» **PROBLEM STATEMENT**
State the number of lines where "İzmir" appears. Add nothing else.

[Data entries]
╭──

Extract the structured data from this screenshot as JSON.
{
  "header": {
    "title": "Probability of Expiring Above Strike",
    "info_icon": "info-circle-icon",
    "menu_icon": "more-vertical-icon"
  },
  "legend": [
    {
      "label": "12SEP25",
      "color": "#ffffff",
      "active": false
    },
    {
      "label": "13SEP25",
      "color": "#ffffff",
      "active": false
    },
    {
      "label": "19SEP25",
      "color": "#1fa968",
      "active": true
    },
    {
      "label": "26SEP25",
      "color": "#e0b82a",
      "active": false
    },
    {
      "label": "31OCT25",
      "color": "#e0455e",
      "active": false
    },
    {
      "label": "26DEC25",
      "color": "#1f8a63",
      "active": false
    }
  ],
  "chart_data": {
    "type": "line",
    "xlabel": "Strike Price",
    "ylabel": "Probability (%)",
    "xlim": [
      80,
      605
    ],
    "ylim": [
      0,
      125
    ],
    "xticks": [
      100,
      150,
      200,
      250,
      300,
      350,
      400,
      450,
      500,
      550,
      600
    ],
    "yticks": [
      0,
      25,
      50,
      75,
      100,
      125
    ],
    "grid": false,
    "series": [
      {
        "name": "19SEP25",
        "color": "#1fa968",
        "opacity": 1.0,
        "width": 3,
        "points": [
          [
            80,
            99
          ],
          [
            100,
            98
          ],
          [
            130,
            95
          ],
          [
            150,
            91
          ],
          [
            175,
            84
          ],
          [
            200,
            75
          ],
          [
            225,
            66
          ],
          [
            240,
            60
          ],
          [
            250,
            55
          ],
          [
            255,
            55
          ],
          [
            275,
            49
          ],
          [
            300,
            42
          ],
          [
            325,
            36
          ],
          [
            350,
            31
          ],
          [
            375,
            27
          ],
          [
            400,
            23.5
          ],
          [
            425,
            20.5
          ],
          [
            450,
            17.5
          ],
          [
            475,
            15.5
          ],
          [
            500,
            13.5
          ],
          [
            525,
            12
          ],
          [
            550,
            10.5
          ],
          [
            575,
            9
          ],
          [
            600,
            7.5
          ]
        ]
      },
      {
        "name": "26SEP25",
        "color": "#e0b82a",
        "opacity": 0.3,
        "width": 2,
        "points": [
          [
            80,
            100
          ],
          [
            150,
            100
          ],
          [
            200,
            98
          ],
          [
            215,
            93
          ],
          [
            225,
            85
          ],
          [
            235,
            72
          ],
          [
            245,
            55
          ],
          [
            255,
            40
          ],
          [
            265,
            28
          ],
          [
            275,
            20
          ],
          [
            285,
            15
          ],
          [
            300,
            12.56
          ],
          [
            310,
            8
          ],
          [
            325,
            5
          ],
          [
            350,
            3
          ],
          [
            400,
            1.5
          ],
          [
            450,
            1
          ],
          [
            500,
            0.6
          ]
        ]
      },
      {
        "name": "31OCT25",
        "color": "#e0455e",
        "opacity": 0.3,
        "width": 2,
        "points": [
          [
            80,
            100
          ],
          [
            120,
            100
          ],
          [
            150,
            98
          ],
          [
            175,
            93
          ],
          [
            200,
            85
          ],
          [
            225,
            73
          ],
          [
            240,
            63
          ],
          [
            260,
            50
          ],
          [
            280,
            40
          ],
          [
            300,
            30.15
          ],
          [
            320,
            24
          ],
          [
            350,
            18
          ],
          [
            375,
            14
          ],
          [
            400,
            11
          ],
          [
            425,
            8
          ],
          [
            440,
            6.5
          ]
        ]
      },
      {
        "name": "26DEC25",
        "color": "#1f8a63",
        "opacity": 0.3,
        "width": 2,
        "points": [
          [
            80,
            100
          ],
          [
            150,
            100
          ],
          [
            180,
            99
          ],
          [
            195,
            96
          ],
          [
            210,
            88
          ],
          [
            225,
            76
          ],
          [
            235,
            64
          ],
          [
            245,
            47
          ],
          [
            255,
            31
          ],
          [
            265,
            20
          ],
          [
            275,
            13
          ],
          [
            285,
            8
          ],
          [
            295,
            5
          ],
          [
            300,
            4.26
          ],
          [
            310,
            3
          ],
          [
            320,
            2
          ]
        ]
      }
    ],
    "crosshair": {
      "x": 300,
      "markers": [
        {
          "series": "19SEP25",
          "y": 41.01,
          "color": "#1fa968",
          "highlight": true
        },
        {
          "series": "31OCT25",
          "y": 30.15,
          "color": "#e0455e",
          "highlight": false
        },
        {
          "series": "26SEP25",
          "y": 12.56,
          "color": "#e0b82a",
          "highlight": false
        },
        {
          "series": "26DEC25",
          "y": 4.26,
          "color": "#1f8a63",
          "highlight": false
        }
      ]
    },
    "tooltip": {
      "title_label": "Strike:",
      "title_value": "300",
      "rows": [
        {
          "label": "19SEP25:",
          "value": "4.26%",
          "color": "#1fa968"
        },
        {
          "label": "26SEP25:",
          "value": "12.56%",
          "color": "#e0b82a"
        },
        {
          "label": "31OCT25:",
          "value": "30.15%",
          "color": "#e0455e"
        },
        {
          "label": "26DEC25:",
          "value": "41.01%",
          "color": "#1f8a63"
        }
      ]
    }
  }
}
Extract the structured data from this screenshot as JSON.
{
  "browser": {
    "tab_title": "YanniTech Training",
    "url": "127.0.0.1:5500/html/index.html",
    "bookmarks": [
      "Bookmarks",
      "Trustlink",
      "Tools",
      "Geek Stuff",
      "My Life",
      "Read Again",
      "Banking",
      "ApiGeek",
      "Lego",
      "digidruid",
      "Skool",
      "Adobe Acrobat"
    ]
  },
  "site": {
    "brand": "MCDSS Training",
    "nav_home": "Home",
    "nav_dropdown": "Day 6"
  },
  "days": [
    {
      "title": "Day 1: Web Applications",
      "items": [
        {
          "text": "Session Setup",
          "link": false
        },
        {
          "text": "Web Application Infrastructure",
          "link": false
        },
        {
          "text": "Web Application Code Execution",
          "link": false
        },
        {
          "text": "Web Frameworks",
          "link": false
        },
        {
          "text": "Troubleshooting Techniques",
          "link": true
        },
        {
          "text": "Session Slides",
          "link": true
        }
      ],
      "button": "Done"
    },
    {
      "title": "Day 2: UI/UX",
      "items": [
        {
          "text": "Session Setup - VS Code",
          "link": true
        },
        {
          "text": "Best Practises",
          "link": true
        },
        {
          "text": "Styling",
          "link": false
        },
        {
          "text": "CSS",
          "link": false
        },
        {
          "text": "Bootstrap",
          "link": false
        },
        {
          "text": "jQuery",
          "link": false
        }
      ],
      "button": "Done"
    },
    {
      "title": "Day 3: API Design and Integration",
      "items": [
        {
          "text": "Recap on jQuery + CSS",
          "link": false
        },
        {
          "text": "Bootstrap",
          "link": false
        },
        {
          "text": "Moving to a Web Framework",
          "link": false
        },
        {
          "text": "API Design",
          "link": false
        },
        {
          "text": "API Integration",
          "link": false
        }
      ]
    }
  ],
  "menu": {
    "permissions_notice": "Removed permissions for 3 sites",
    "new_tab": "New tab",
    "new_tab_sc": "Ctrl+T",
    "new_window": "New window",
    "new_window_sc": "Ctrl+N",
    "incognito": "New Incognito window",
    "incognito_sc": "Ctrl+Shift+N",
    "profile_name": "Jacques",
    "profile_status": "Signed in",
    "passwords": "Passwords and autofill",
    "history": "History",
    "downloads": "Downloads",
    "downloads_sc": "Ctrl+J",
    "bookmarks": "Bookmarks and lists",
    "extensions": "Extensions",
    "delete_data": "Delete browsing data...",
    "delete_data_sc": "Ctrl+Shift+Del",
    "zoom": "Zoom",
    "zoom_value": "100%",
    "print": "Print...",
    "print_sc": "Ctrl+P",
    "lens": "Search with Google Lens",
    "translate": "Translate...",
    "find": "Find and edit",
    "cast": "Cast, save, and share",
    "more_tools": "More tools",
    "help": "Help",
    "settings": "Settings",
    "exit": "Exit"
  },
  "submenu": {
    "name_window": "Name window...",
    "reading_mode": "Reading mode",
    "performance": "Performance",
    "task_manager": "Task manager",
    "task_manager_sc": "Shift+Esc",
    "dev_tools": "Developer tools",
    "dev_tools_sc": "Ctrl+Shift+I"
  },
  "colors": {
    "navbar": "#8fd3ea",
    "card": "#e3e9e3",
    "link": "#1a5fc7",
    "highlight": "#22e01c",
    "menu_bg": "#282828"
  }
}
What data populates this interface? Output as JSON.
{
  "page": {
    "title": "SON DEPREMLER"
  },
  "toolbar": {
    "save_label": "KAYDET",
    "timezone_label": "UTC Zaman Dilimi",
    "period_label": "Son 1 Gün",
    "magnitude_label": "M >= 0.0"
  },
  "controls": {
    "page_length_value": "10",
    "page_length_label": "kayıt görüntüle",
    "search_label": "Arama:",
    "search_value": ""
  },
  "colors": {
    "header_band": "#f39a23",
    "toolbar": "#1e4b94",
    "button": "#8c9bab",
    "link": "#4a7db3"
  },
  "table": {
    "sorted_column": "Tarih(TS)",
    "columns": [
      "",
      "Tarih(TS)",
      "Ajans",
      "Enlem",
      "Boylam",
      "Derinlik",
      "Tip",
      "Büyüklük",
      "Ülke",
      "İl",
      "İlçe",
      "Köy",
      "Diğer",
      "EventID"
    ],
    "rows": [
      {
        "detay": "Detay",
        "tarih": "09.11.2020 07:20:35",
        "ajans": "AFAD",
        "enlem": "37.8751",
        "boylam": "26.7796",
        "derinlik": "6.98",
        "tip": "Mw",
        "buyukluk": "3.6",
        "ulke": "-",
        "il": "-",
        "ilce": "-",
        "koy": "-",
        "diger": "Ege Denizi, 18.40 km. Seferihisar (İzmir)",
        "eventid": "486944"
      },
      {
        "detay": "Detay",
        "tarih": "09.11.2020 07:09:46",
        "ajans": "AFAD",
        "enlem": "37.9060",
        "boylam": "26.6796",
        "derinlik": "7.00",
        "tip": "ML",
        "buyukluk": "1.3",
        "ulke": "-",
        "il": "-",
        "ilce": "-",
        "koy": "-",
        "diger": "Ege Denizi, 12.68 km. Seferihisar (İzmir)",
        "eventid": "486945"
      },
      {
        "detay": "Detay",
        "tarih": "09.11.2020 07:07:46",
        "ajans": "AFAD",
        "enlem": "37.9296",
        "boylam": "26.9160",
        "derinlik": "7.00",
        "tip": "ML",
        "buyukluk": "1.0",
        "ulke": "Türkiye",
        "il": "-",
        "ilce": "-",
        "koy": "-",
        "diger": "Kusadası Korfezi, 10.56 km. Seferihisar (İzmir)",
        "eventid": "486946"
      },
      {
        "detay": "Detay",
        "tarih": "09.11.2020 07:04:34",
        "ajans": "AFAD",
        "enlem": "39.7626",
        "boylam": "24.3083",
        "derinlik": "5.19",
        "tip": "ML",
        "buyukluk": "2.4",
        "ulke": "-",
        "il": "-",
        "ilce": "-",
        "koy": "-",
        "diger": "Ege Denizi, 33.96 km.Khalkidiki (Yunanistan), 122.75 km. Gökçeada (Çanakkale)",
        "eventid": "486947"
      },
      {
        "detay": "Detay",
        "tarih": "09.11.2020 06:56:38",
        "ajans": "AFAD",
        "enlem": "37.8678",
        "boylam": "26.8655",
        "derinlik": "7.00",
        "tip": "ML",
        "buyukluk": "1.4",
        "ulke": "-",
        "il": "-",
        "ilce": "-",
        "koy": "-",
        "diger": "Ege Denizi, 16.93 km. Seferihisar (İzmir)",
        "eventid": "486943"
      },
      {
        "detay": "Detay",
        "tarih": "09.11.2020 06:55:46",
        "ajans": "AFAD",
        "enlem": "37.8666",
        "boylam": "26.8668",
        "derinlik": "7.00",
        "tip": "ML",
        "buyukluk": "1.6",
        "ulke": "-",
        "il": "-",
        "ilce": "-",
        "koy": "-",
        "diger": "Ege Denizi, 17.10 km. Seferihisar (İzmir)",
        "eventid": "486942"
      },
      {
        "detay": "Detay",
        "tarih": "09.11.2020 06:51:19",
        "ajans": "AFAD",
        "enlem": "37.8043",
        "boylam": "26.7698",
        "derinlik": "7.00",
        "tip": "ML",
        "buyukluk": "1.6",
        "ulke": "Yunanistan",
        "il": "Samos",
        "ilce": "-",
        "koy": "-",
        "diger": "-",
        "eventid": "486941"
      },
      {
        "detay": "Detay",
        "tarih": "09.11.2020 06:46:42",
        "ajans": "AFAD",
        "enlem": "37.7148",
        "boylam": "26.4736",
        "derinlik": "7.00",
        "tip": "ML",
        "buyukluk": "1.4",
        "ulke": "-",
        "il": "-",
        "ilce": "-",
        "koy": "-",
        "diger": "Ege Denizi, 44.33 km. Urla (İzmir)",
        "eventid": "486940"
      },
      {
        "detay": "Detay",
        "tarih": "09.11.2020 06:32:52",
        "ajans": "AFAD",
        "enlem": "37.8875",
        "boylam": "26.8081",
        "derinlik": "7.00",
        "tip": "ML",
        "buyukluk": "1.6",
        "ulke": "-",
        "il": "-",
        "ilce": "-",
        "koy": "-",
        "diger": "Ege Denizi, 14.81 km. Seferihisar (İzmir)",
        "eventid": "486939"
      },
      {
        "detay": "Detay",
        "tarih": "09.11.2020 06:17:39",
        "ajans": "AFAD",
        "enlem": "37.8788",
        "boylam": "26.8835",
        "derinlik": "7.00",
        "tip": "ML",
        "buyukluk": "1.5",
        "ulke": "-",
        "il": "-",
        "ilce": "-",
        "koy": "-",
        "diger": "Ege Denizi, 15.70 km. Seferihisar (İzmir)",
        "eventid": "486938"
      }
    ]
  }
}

╰──

» **FULL RESPONSE**
8